▶ [WHAT THE TASK ASKS]:
Give only the number of lines in the data that contain the word "Comprehensive".

▶ [INFORMATION SHOWN]:
__________
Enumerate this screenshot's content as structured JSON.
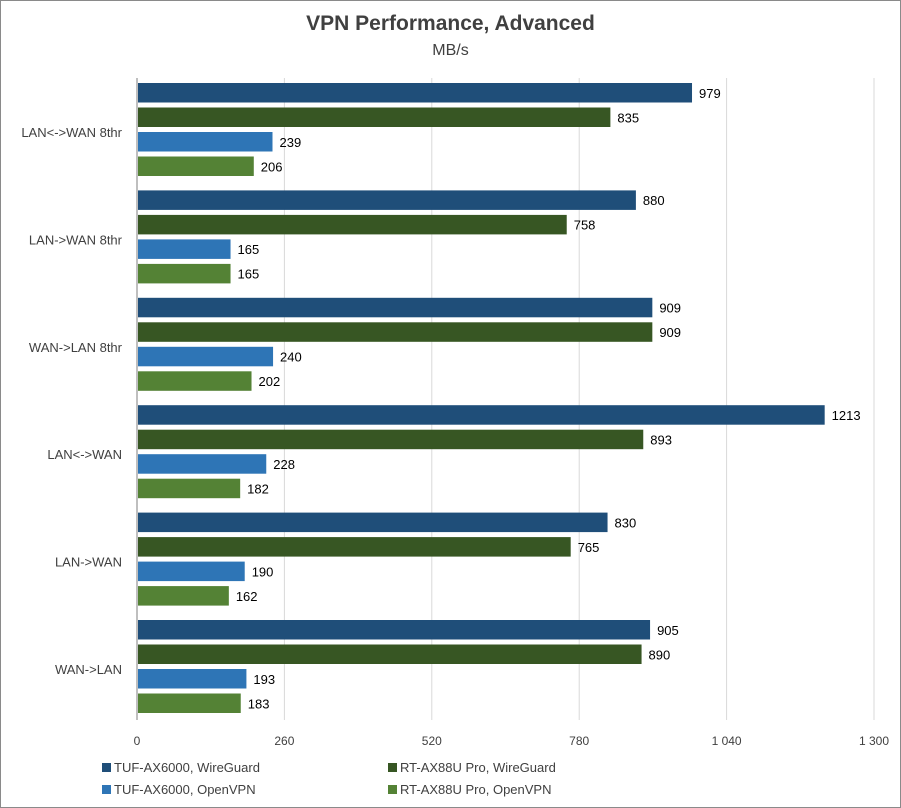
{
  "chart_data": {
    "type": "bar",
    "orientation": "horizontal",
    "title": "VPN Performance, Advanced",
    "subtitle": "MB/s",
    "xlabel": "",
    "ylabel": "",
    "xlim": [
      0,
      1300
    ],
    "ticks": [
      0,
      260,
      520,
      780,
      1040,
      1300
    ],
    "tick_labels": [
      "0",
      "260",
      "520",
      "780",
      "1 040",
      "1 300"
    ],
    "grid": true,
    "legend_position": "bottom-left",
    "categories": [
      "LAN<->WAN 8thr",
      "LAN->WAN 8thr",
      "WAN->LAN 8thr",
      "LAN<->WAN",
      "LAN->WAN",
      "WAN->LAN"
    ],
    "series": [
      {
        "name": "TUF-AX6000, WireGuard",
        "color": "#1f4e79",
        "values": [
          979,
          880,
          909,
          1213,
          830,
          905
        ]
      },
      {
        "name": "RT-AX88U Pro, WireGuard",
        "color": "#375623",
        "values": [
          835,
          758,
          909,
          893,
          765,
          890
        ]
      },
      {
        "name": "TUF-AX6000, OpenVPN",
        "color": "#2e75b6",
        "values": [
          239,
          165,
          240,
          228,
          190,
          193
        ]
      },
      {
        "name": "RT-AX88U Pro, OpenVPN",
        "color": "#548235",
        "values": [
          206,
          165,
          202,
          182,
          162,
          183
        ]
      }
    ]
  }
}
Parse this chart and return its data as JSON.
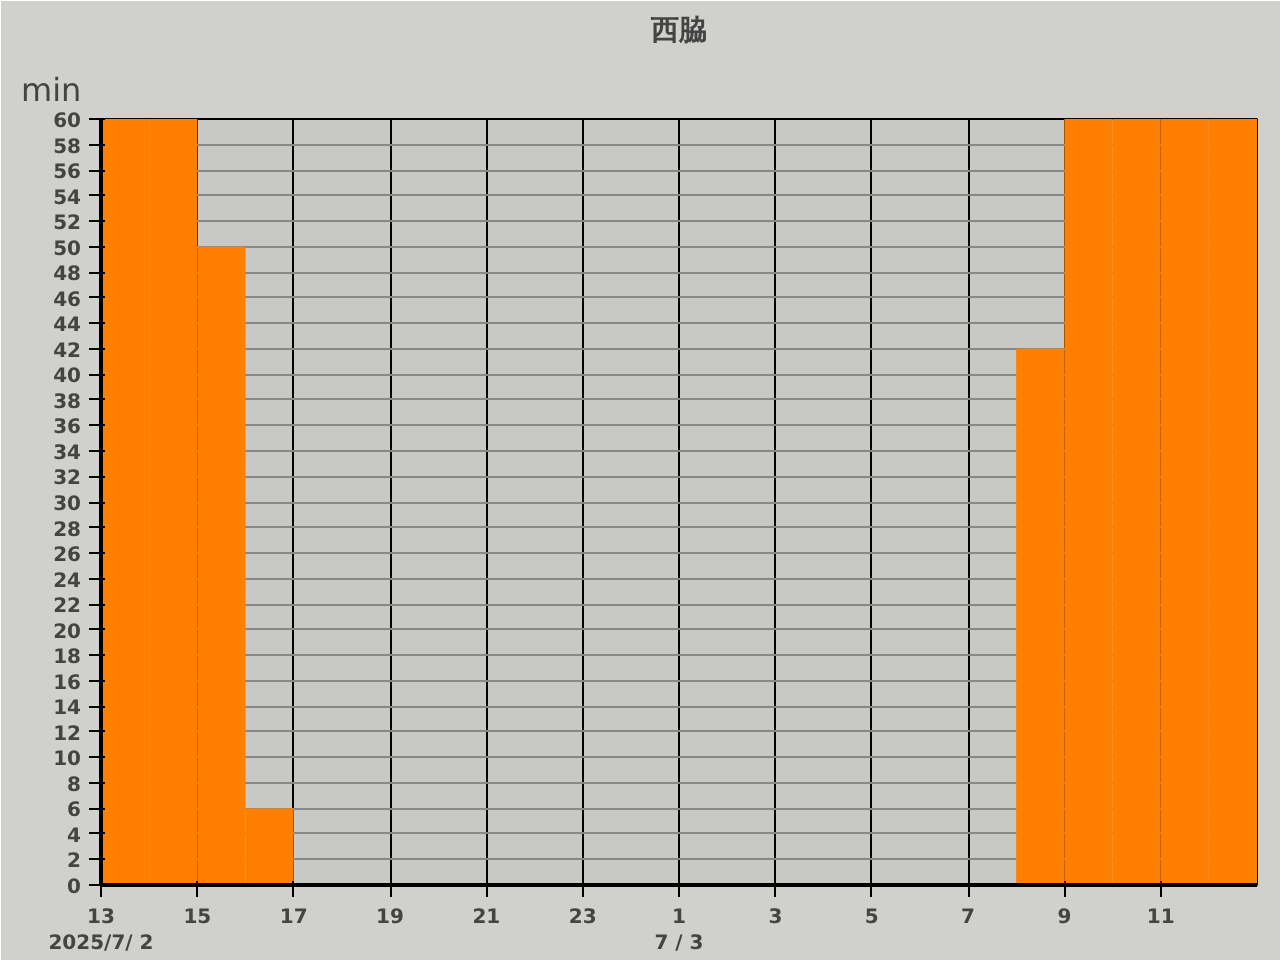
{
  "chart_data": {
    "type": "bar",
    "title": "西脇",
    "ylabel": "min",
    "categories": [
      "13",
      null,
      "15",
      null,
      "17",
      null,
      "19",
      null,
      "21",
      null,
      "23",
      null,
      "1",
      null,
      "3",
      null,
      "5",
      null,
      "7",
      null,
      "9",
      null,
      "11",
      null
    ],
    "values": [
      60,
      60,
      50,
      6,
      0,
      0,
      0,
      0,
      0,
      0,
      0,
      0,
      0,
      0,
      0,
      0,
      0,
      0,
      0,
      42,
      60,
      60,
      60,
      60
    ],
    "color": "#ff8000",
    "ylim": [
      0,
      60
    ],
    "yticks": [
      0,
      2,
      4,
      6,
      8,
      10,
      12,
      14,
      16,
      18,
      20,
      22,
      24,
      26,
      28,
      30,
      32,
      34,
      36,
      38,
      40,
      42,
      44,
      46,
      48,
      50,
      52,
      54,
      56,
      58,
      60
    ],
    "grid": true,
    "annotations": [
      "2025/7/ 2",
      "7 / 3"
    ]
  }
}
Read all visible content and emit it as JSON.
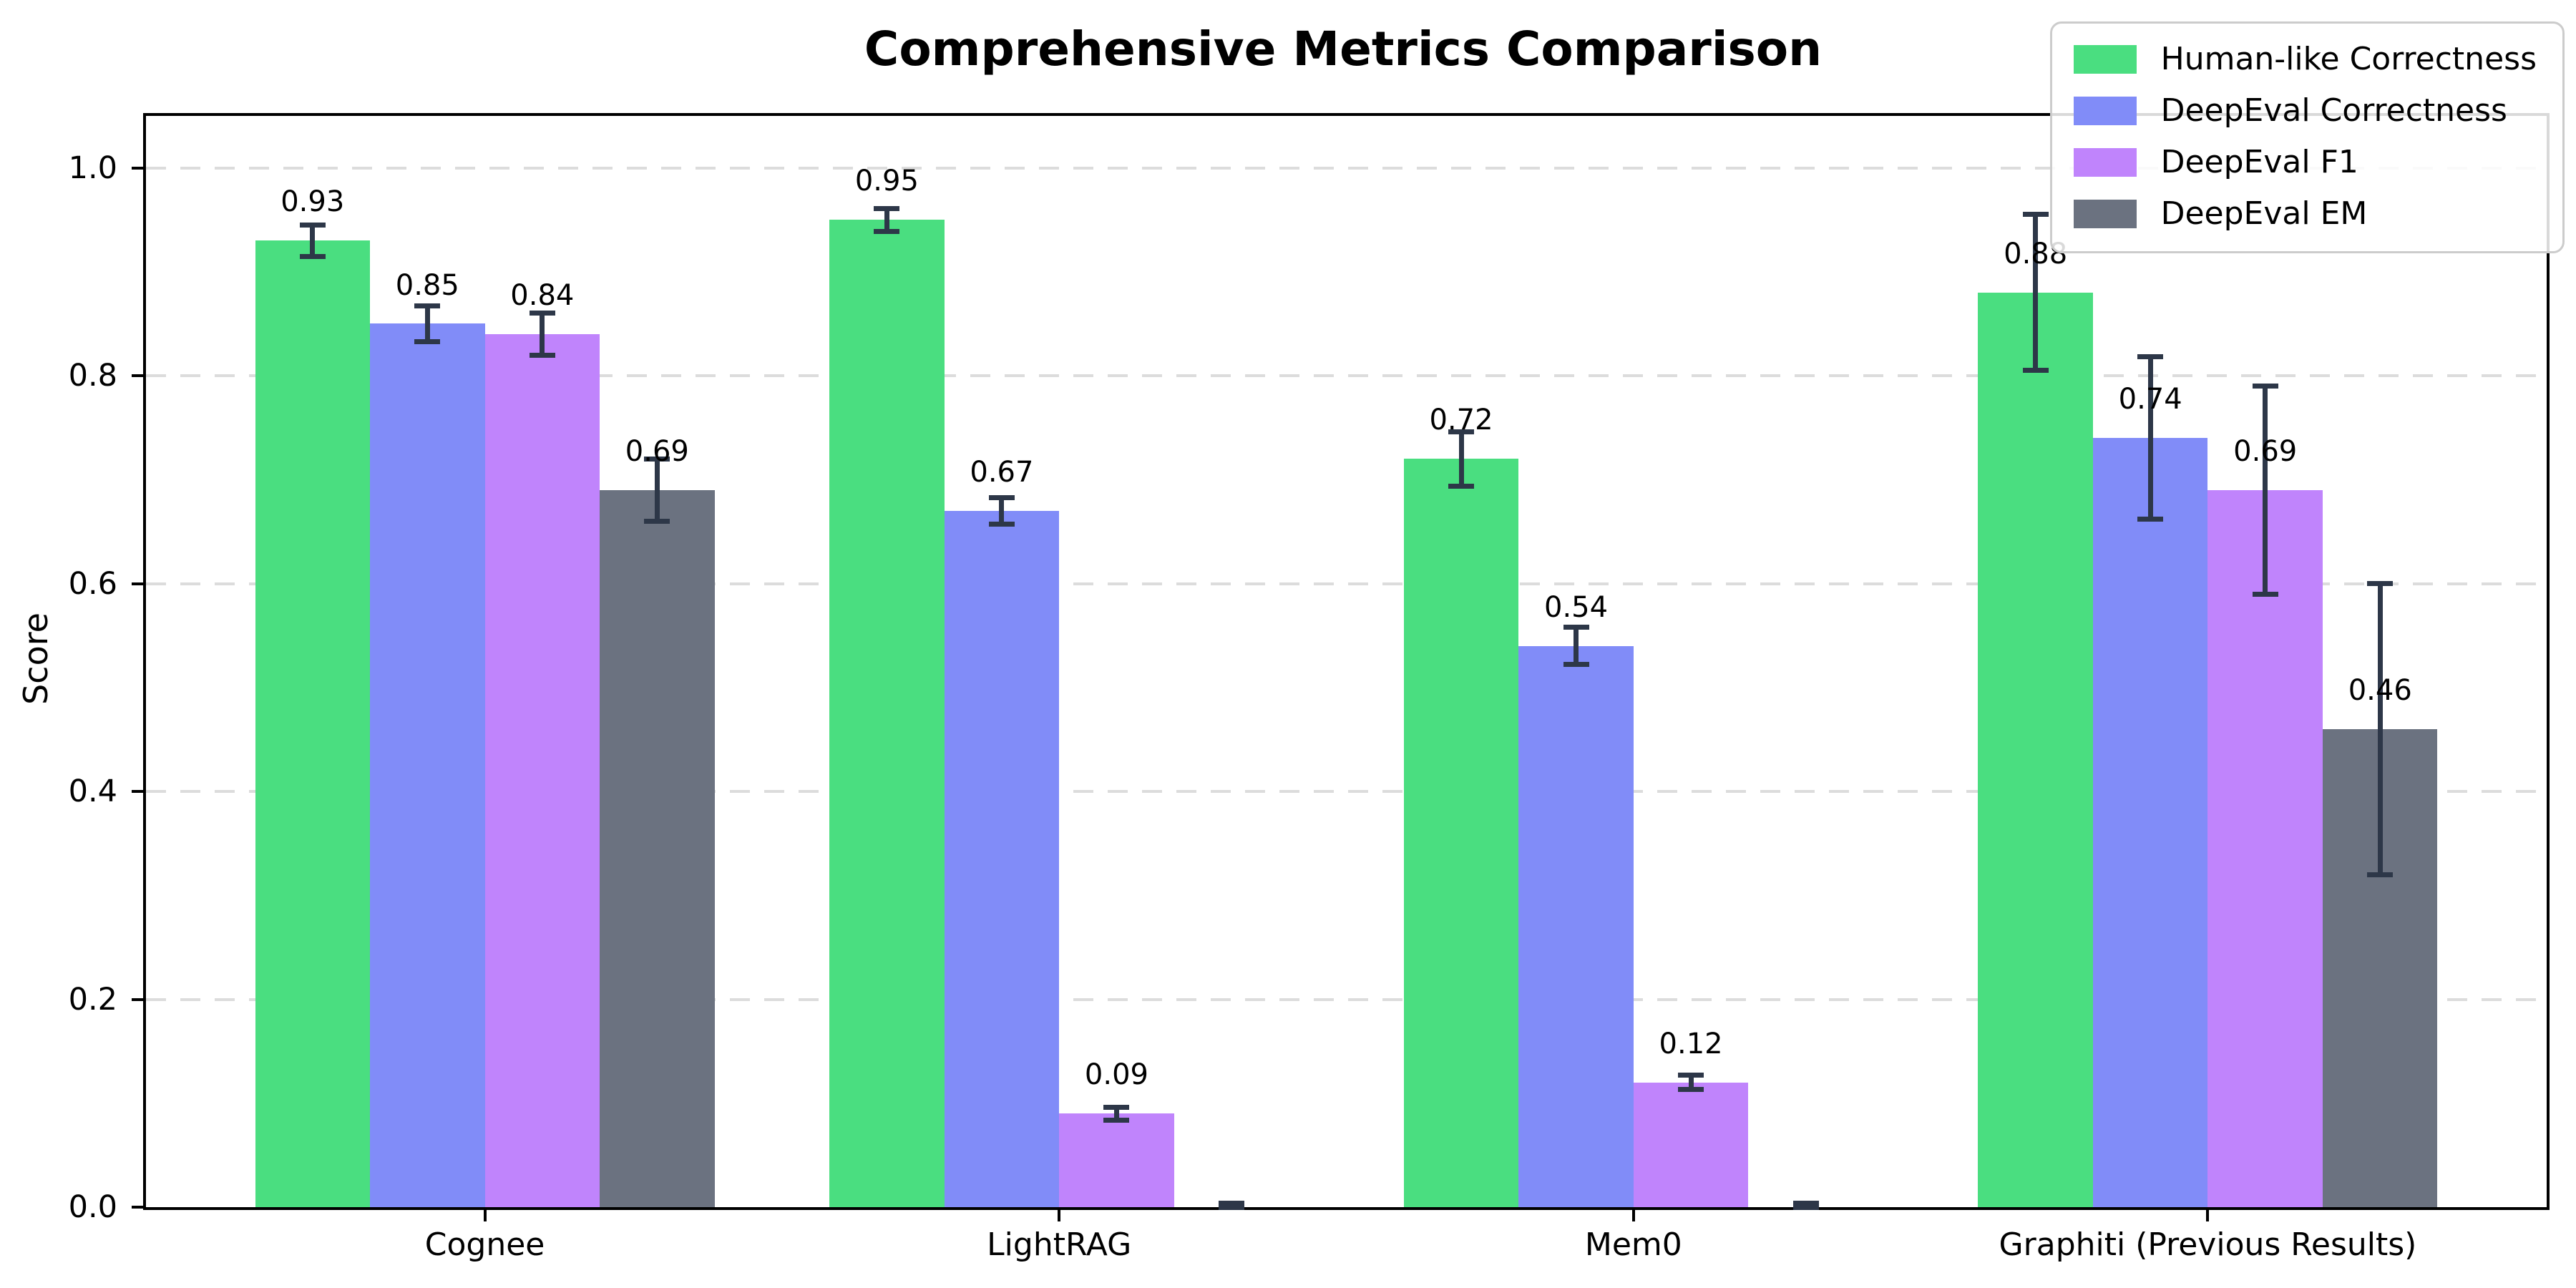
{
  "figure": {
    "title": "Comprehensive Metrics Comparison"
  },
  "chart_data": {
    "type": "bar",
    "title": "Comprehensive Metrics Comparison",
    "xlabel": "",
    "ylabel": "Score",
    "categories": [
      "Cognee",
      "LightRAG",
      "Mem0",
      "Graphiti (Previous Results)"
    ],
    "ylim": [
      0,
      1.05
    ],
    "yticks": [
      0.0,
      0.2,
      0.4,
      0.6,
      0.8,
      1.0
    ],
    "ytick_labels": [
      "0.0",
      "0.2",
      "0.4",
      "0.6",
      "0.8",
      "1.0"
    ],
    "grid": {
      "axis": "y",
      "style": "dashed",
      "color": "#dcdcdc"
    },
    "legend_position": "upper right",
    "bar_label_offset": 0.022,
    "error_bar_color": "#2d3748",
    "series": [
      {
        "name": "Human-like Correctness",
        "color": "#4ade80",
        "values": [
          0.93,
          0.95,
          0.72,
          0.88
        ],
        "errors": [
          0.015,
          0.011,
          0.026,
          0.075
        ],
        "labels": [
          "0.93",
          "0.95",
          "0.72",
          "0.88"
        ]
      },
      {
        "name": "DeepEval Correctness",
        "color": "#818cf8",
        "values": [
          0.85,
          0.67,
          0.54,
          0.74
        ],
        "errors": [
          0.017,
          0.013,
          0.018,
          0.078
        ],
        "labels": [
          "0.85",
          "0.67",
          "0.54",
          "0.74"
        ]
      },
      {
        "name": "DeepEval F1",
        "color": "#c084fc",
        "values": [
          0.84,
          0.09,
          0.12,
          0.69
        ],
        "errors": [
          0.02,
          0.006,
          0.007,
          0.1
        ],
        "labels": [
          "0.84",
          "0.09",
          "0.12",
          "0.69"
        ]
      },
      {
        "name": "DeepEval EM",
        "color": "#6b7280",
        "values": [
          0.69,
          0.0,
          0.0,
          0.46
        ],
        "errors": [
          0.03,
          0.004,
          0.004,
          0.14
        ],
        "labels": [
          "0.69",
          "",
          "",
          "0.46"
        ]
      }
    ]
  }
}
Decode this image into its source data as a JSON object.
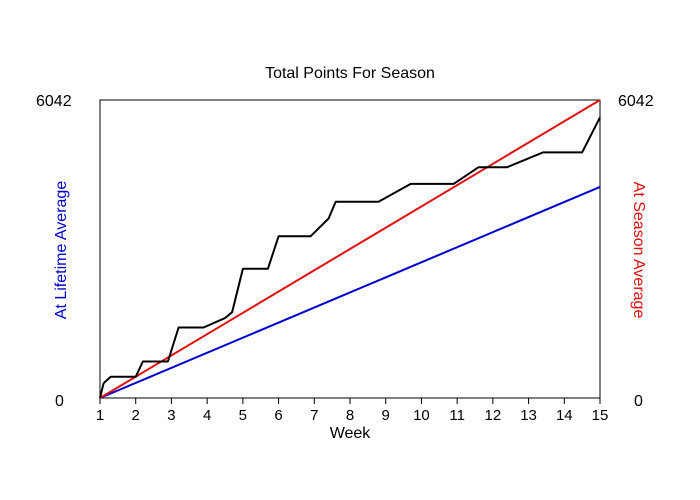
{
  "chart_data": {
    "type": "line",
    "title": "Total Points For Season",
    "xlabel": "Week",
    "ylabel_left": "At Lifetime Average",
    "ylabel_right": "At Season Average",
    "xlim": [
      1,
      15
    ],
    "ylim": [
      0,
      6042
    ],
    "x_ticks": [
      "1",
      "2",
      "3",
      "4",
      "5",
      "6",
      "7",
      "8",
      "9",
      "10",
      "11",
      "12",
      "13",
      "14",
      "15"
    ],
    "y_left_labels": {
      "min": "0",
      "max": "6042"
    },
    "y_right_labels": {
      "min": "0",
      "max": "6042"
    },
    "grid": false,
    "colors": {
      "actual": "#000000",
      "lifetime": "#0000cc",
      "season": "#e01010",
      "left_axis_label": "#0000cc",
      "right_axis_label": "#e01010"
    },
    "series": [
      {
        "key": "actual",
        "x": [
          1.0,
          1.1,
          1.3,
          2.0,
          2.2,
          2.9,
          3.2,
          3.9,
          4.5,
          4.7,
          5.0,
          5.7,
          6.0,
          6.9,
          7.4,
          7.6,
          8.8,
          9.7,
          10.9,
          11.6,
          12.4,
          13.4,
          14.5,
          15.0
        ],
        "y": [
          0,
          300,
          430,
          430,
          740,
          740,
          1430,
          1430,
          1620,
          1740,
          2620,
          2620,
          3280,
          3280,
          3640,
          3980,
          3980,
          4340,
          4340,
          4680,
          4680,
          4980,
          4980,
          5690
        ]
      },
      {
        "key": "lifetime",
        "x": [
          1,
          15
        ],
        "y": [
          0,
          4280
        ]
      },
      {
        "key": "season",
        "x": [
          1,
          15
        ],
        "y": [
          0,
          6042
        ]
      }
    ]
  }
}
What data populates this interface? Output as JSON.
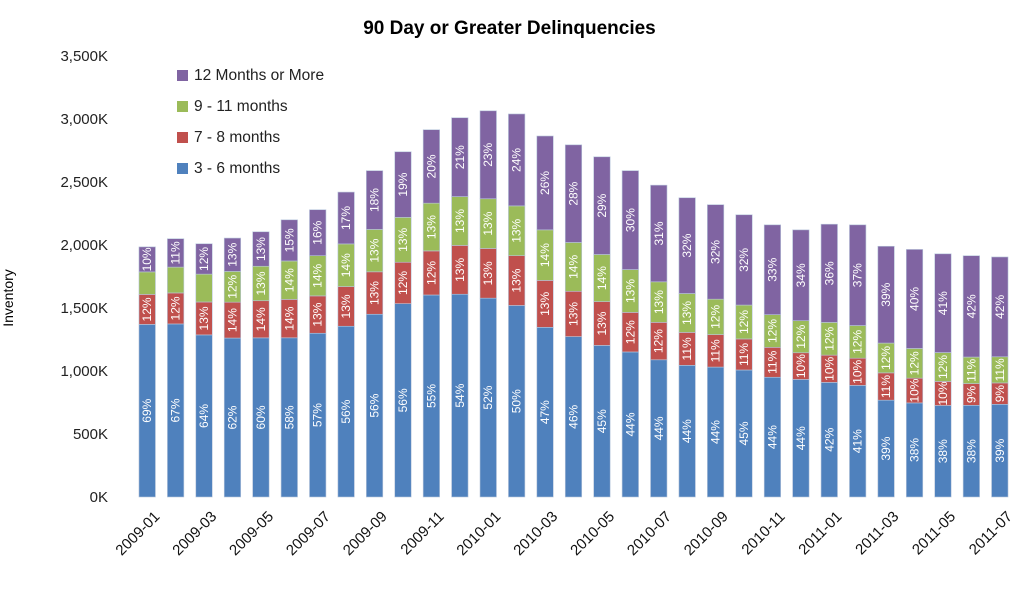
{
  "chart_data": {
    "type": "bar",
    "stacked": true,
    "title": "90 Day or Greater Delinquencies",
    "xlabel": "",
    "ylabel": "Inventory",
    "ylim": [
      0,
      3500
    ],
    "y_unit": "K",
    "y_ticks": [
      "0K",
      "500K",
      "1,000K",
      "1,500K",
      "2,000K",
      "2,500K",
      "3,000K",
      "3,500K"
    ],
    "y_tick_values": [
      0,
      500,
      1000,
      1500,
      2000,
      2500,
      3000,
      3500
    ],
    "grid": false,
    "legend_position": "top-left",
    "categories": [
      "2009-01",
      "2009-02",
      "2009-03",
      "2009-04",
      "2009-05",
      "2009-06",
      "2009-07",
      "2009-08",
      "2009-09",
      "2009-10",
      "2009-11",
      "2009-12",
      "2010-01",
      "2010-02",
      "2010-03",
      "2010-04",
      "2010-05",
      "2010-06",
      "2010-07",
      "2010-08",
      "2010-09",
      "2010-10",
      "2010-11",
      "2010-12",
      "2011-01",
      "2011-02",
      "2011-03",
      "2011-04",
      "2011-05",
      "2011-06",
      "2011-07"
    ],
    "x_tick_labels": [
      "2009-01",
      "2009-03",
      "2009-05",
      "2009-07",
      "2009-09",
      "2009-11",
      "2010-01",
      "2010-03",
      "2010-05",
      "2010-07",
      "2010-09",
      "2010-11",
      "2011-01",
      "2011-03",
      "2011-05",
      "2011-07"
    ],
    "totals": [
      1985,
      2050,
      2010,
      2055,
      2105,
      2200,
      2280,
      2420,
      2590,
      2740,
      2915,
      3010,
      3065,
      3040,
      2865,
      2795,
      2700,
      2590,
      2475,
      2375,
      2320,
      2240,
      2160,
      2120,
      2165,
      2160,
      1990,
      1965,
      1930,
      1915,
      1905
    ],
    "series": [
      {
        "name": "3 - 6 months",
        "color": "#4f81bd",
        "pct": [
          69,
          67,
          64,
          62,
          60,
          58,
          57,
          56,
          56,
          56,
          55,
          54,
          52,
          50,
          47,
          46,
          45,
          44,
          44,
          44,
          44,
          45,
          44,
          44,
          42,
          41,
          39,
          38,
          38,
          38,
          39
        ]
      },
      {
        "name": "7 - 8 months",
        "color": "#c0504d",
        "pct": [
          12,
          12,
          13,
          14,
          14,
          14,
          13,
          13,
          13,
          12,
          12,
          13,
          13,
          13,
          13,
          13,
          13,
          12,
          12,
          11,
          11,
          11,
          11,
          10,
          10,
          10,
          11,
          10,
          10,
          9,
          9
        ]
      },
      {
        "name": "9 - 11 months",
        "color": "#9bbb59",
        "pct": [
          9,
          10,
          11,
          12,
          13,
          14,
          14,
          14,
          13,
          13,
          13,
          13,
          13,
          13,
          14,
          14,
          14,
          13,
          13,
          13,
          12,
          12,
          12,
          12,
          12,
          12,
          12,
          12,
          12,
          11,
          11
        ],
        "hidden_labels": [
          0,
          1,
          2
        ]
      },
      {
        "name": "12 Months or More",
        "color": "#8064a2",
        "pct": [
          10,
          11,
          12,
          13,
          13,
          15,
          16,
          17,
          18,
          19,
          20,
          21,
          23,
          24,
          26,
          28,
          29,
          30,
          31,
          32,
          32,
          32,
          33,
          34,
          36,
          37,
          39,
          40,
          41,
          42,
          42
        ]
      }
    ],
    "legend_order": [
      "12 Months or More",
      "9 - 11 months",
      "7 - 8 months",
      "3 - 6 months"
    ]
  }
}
__________
▶ [EXPECTED OUTPUT]:
2